■ TASK BRIEF
Please restate the following records word for word.

# # # # # # #

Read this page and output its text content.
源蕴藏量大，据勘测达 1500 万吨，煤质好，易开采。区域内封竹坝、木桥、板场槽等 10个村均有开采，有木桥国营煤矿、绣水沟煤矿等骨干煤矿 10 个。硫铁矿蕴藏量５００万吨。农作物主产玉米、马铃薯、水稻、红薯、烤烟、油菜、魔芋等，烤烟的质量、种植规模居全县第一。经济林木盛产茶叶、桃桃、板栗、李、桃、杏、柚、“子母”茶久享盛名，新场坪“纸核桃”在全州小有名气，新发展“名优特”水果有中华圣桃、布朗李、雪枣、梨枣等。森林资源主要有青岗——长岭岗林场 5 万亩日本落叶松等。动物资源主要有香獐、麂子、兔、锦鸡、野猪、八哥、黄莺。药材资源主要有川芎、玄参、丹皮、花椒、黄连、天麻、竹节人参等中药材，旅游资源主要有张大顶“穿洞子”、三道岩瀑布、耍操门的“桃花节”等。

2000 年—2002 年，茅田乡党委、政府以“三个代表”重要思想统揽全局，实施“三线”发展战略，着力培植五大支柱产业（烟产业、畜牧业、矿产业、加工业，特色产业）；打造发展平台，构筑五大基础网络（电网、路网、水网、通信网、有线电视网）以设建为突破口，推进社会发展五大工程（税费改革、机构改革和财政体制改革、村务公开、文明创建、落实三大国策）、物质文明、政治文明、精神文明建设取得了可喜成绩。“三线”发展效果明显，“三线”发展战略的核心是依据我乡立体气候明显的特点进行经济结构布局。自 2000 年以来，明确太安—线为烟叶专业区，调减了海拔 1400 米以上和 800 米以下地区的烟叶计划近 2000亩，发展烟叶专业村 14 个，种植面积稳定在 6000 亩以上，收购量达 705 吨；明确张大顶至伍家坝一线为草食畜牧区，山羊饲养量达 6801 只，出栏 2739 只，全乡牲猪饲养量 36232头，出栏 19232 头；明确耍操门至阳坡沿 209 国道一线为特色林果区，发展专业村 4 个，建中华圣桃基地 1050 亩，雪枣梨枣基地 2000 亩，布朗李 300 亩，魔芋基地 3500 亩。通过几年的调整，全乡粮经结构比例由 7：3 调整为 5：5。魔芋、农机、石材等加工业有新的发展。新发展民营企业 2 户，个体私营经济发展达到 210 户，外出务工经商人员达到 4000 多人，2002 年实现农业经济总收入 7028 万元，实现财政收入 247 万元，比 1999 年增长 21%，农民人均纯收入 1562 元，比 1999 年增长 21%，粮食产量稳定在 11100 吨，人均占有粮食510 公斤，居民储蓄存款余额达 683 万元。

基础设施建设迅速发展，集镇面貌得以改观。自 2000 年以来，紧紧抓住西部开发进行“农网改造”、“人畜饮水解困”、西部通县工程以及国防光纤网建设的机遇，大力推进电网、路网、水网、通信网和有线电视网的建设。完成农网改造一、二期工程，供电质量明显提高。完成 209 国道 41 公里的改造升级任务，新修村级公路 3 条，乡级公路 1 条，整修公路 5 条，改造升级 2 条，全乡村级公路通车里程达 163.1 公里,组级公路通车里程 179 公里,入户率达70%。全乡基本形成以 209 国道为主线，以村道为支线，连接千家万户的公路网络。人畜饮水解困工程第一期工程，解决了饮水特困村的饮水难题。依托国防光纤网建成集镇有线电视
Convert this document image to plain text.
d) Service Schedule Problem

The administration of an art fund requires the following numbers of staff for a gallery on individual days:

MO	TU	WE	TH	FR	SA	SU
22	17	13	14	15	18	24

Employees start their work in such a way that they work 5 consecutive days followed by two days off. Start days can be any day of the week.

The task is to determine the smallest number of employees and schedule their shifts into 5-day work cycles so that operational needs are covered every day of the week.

# # # # # # #

■ EXERCISE RESULT
Read this page and output its text content.
源蕴藏量大，据勘测达 1500 万吨，煤质好，易开采。区域内封竹坝、木桥、板场槽等 10个村均有开采，有木桥国营煤矿、绣水沟煤矿等骨干煤矿 10 个。硫铁矿蕴藏量５００万吨。农作物主产玉米、马铃薯、水稻、红薯、烤烟、油菜、魔芋等，烤烟的质量、种植规模居全县第一。经济林木盛产茶叶、桃桃、板栗、李、桃、杏、柚、“子母”茶久享盛名，新场坪“纸核桃”在全州小有名气，新发展“名优特”水果有中华圣桃、布朗李、雪枣、梨枣等。森林资源主要有青岗——长岭岗林场 5 万亩日本落叶松等。动物资源主要有香獐、麂子、兔、锦鸡、野猪、八哥、黄莺。药材资源主要有川芎、玄参、丹皮、花椒、黄连、天麻、竹节人参等中药材，旅游资源主要有张大顶“穿洞子”、三道岩瀑布、耍操门的“桃花节”等。

2000 年—2002 年，茅田乡党委、政府以“三个代表”重要思想统揽全局，实施“三线”发展战略，着力培植五大支柱产业（烟产业、畜牧业、矿产业、加工业，特色产业）；打造发展平台，构筑五大基础网络（电网、路网、水网、通信网、有线电视网）以设建为突破口，推进社会发展五大工程（税费改革、机构改革和财政体制改革、村务公开、文明创建、落实三大国策）、物质文明、政治文明、精神文明建设取得了可喜成绩。“三线”发展效果明显，“三线”发展战略的核心是依据我乡立体气候明显的特点进行经济结构布局。自 2000 年以来，明确太安—线为烟叶专业区，调减了海拔 1400 米以上和 800 米以下地区的烟叶计划近 2000亩，发展烟叶专业村 14 个，种植面积稳定在 6000 亩以上，收购量达 705 吨；明确张大顶至伍家坝一线为草食畜牧区，山羊饲养量达 6801 只，出栏 2739 只，全乡牲猪饲养量 36232头，出栏 19232 头；明确耍操门至阳坡沿 209 国道一线为特色林果区，发展专业村 4 个，建中华圣桃基地 1050 亩，雪枣梨枣基地 2000 亩，布朗李 300 亩，魔芋基地 3500 亩。通过几年的调整，全乡粮经结构比例由 7：3 调整为 5：5。魔芋、农机、石材等加工业有新的发展。新发展民营企业 2 户，个体私营经济发展达到 210 户，外出务工经商人员达到 4000 多人，2002 年实现农业经济总收入 7028 万元，实现财政收入 247 万元，比 1999 年增长 21%，农民人均纯收入 1562 元，比 1999 年增长 21%，粮食产量稳定在 11100 吨，人均占有粮食510 公斤，居民储蓄存款余额达 683 万元。

基础设施建设迅速发展，集镇面貌得以改观。自 2000 年以来，紧紧抓住西部开发进行“农网改造”、“人畜饮水解困”、西部通县工程以及国防光纤网建设的机遇，大力推进电网、路网、水网、通信网和有线电视网的建设。完成农网改造一、二期工程，供电质量明显提高。完成 209 国道 41 公里的改造升级任务，新修村级公路 3 条，乡级公路 1 条，整修公路 5 条，改造升级 2 条，全乡村级公路通车里程达 163.1 公里,组级公路通车里程 179 公里,入户率达70%。全乡基本形成以 209 国道为主线，以村道为支线，连接千家万户的公路网络。人畜饮水解困工程第一期工程，解决了饮水特困村的饮水难题。依托国防光纤网建成集镇有线电视
Convert this document image to plain text.
d) Service Schedule Problem

The administration of an art fund requires the following numbers of staff for a gallery on individual days:

MO	TU	WE	TH	FR	SA	SU
22	17	13	14	15	18	24

Employees start their work in such a way that they work 5 consecutive days followed by two days off. Start days can be any day of the week.

The task is to determine the smallest number of employees and schedule their shifts into 5-day work cycles so that operational needs are covered every day of the week.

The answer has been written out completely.